## WHAT IS BEING ASKED
Lines containing "this" are to be counted. Give the number and nothing more.
START TASK DATA
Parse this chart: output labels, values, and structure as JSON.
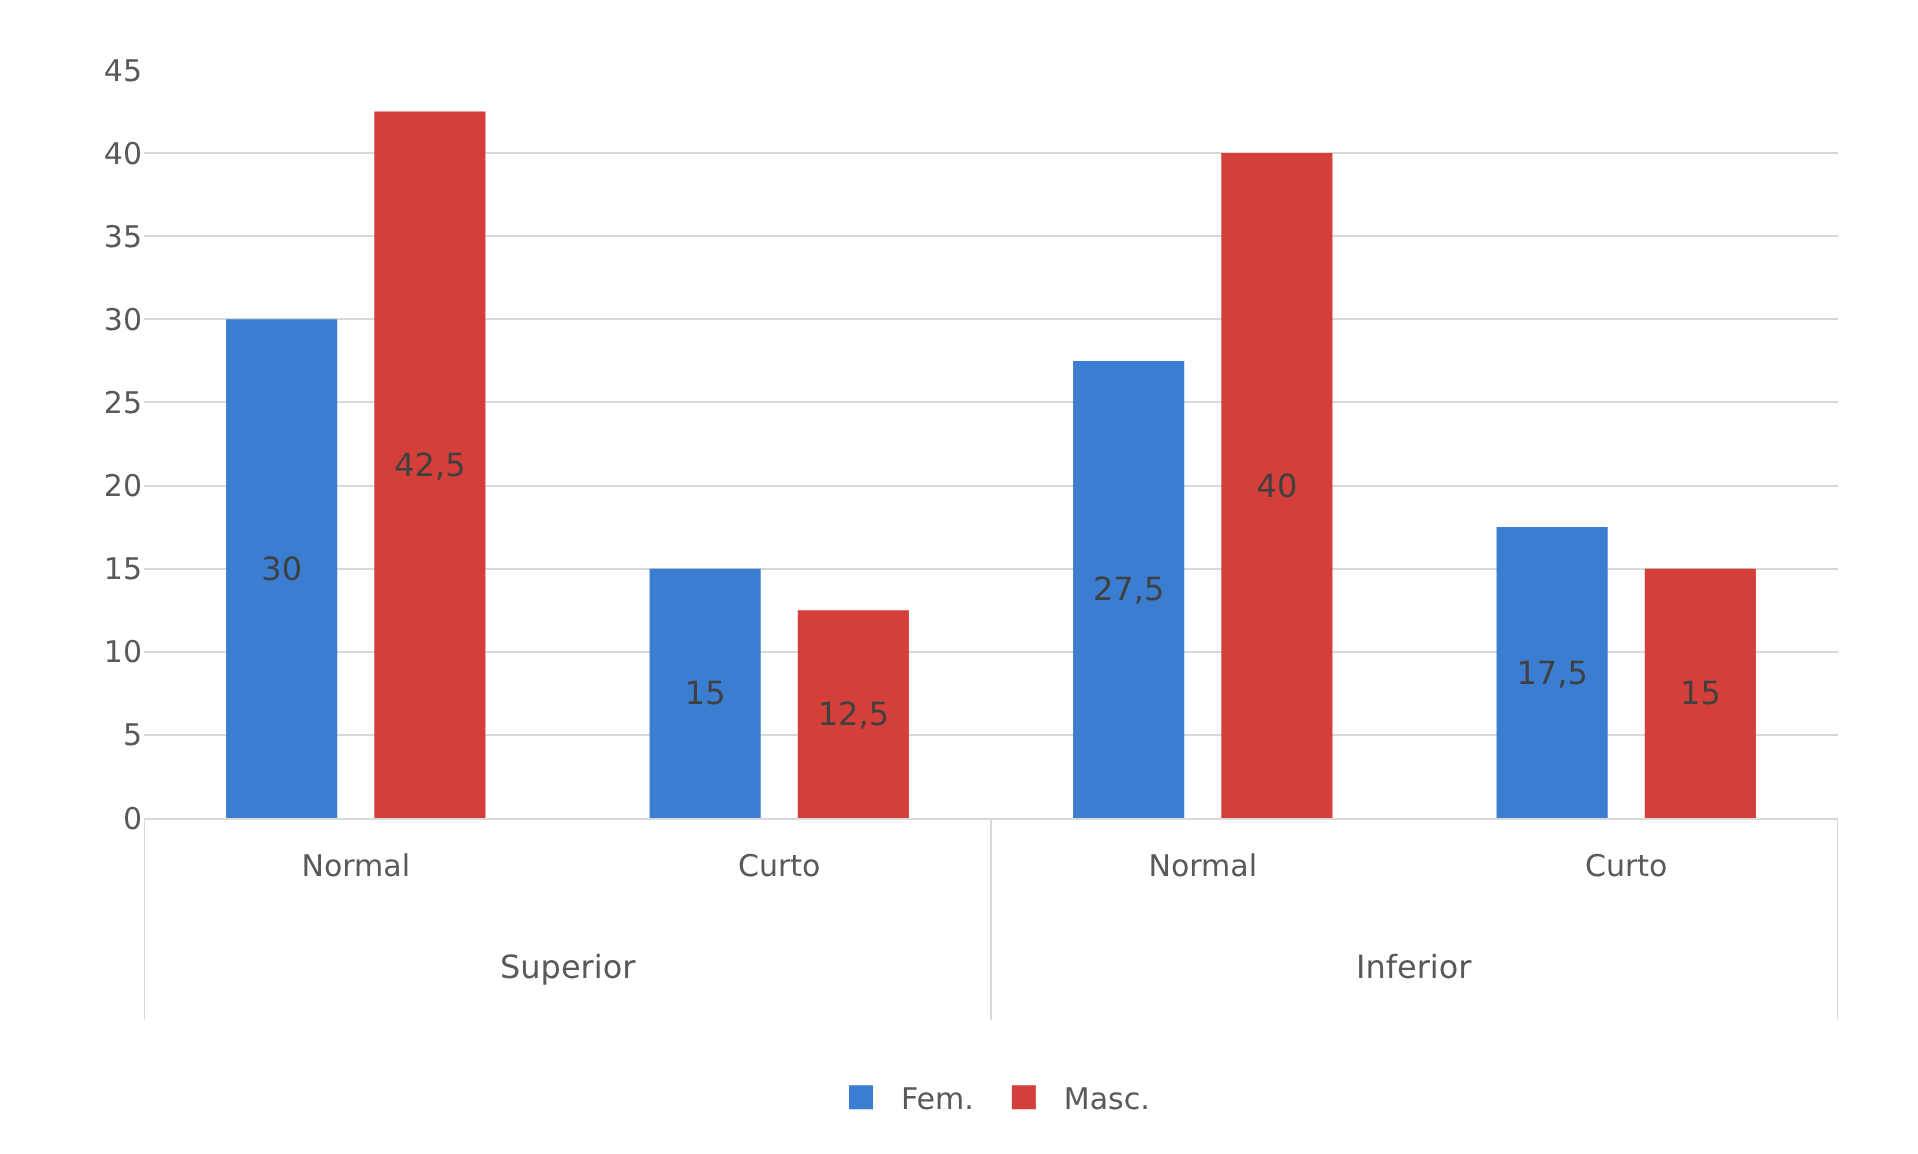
{
  "chart_data": {
    "type": "bar",
    "categories": [
      "Normal",
      "Curto",
      "Normal",
      "Curto"
    ],
    "series": [
      {
        "name": "Fem.",
        "color": "#3b7dd0",
        "values": [
          30,
          15,
          27.5,
          17.5
        ],
        "value_labels": [
          "30",
          "15",
          "27,5",
          "17,5"
        ]
      },
      {
        "name": "Masc.",
        "color": "#d43f3a",
        "values": [
          42.5,
          12.5,
          40,
          15
        ],
        "value_labels": [
          "42,5",
          "12,5",
          "40",
          "15"
        ]
      }
    ],
    "annotations": [
      "Superior",
      "Inferior"
    ],
    "ylim": [
      0,
      45
    ],
    "yticks": [
      0,
      5,
      10,
      15,
      20,
      25,
      30,
      35,
      40,
      45
    ],
    "grid": "y",
    "legend": "bottom"
  }
}
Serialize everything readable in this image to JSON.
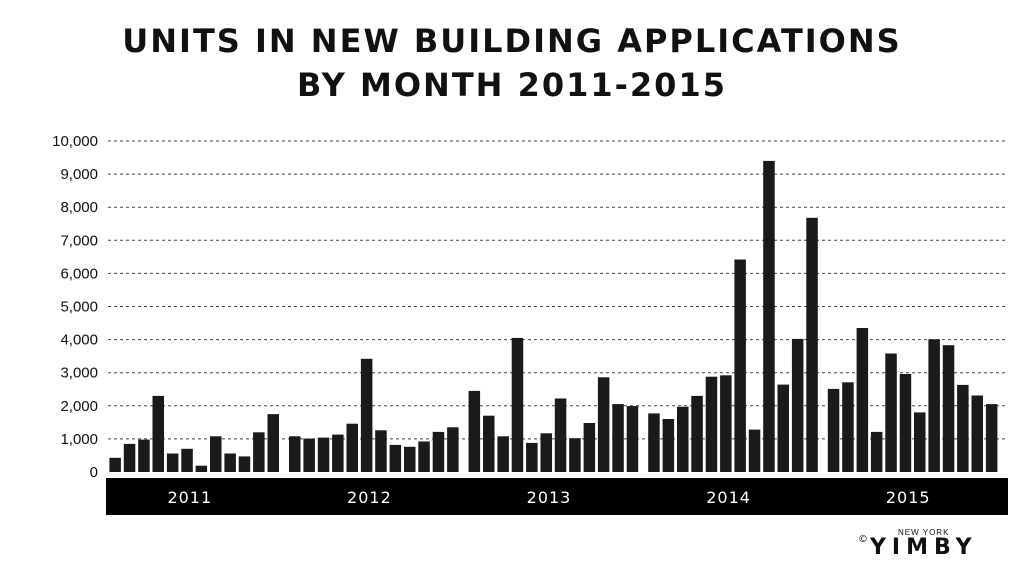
{
  "chart_data": {
    "type": "bar",
    "title_line1": "UNITS IN NEW BUILDING APPLICATIONS",
    "title_line2": "BY MONTH 2011-2015",
    "xlabel": "",
    "ylabel": "",
    "ylim": [
      0,
      10000
    ],
    "yticks": [
      "0",
      "1,000",
      "2,000",
      "3,000",
      "4,000",
      "5,000",
      "6,000",
      "7,000",
      "8,000",
      "9,000",
      "10,000"
    ],
    "grid": "dashed horizontal",
    "bar_color": "#1a1a1a",
    "year_band_color": "#000000",
    "series": [
      {
        "year": "2011",
        "values": [
          430,
          850,
          980,
          2300,
          560,
          700,
          190,
          1080,
          560,
          470,
          1200,
          1750
        ]
      },
      {
        "year": "2012",
        "values": [
          1080,
          1010,
          1040,
          1130,
          1460,
          3420,
          1260,
          820,
          760,
          920,
          1210,
          1350
        ]
      },
      {
        "year": "2013",
        "values": [
          2450,
          1700,
          1080,
          4050,
          880,
          1170,
          2220,
          1020,
          1480,
          2860,
          2050,
          1990
        ]
      },
      {
        "year": "2014",
        "values": [
          1770,
          1600,
          1970,
          2300,
          2880,
          2920,
          6420,
          1280,
          9400,
          2640,
          4020,
          7680
        ]
      },
      {
        "year": "2015",
        "values": [
          2510,
          2710,
          4350,
          1210,
          3580,
          2960,
          1800,
          4010,
          3830,
          2630,
          2310,
          2050
        ]
      }
    ]
  },
  "logo": {
    "top_text": "NEW YORK",
    "copyright": "©",
    "main_text": "YIMBY"
  }
}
END TASK DATA
## PROBLEM SOLUTION
2